■ **WHAT IS REQUIRED**: Repeat the records below exactly.

______

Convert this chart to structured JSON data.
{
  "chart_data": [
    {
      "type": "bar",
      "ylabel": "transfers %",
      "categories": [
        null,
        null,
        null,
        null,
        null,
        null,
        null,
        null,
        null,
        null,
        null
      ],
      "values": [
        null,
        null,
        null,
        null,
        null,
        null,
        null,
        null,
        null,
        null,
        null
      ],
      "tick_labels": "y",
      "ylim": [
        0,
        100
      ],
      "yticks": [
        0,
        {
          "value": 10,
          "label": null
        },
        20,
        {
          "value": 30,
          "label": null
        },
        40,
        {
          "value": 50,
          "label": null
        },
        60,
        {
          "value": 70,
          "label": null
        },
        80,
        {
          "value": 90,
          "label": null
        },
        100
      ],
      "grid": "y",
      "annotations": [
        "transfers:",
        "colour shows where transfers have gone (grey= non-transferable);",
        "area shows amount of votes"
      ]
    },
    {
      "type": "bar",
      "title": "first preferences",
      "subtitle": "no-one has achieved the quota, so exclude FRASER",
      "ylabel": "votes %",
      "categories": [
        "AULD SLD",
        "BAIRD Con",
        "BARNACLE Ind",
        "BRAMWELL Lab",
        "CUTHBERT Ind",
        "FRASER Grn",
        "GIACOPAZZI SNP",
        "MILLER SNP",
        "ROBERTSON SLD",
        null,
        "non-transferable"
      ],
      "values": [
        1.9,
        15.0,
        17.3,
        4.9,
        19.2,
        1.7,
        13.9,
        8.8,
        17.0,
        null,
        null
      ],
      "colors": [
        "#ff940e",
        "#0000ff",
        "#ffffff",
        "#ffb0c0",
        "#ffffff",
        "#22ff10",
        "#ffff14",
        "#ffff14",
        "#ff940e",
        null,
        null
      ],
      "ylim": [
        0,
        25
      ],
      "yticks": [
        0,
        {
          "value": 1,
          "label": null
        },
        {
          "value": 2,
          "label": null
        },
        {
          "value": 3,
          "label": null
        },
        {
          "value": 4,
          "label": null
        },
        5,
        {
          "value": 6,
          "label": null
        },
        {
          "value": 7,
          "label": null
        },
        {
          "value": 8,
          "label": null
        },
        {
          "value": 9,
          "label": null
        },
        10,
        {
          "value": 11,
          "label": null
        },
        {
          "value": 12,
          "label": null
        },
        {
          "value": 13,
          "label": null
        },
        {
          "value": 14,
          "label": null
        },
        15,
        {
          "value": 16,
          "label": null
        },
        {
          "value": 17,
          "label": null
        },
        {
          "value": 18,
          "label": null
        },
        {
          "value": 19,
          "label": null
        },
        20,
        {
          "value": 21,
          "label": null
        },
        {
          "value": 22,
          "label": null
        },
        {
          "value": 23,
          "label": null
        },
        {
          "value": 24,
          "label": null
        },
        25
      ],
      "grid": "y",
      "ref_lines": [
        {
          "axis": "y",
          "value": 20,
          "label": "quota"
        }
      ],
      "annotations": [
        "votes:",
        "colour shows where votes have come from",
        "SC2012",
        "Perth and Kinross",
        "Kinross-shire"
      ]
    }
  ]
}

______

■ **EXERCISE ANSWER**:
Convert this chart to structured JSON data.
{
  "chart_data": [
    {
      "type": "bar",
      "ylabel": "transfers %",
      "categories": [
        null,
        null,
        null,
        null,
        null,
        null,
        null,
        null,
        null,
        null,
        null
      ],
      "values": [
        null,
        null,
        null,
        null,
        null,
        null,
        null,
        null,
        null,
        null,
        null
      ],
      "tick_labels": "y",
      "ylim": [
        0,
        100
      ],
      "yticks": [
        0,
        {
          "value": 10,
          "label": null
        },
        20,
        {
          "value": 30,
          "label": null
        },
        40,
        {
          "value": 50,
          "label": null
        },
        60,
        {
          "value": 70,
          "label": null
        },
        80,
        {
          "value": 90,
          "label": null
        },
        100
      ],
      "grid": "y",
      "annotations": [
        "transfers:",
        "colour shows where transfers have gone (grey= non-transferable);",
        "area shows amount of votes"
      ]
    },
    {
      "type": "bar",
      "title": "first preferences",
      "subtitle": "no-one has achieved the quota, so exclude FRASER",
      "ylabel": "votes %",
      "categories": [
        "AULD SLD",
        "BAIRD Con",
        "BARNACLE Ind",
        "BRAMWELL Lab",
        "CUTHBERT Ind",
        "FRASER Grn",
        "GIACOPAZZI SNP",
        "MILLER SNP",
        "ROBERTSON SLD",
        null,
        "non-transferable"
      ],
      "values": [
        1.9,
        15.0,
        17.3,
        4.9,
        19.2,
        1.7,
        13.9,
        8.8,
        17.0,
        null,
        null
      ],
      "colors": [
        "#ff940e",
        "#0000ff",
        "#ffffff",
        "#ffb0c0",
        "#ffffff",
        "#22ff10",
        "#ffff14",
        "#ffff14",
        "#ff940e",
        null,
        null
      ],
      "ylim": [
        0,
        25
      ],
      "yticks": [
        0,
        {
          "value": 1,
          "label": null
        },
        {
          "value": 2,
          "label": null
        },
        {
          "value": 3,
          "label": null
        },
        {
          "value": 4,
          "label": null
        },
        5,
        {
          "value": 6,
          "label": null
        },
        {
          "value": 7,
          "label": null
        },
        {
          "value": 8,
          "label": null
        },
        {
          "value": 9,
          "label": null
        },
        10,
        {
          "value": 11,
          "label": null
        },
        {
          "value": 12,
          "label": null
        },
        {
          "value": 13,
          "label": null
        },
        {
          "value": 14,
          "label": null
        },
        15,
        {
          "value": 16,
          "label": null
        },
        {
          "value": 17,
          "label": null
        },
        {
          "value": 18,
          "label": null
        },
        {
          "value": 19,
          "label": null
        },
        20,
        {
          "value": 21,
          "label": null
        },
        {
          "value": 22,
          "label": null
        },
        {
          "value": 23,
          "label": null
        },
        {
          "value": 24,
          "label": null
        },
        25
      ],
      "grid": "y",
      "ref_lines": [
        {
          "axis": "y",
          "value": 20,
          "label": "quota"
        }
      ],
      "annotations": [
        "votes:",
        "colour shows where votes have come from",
        "SC2012",
        "Perth and Kinross",
        "Kinross-shire"
      ]
    }
  ]
}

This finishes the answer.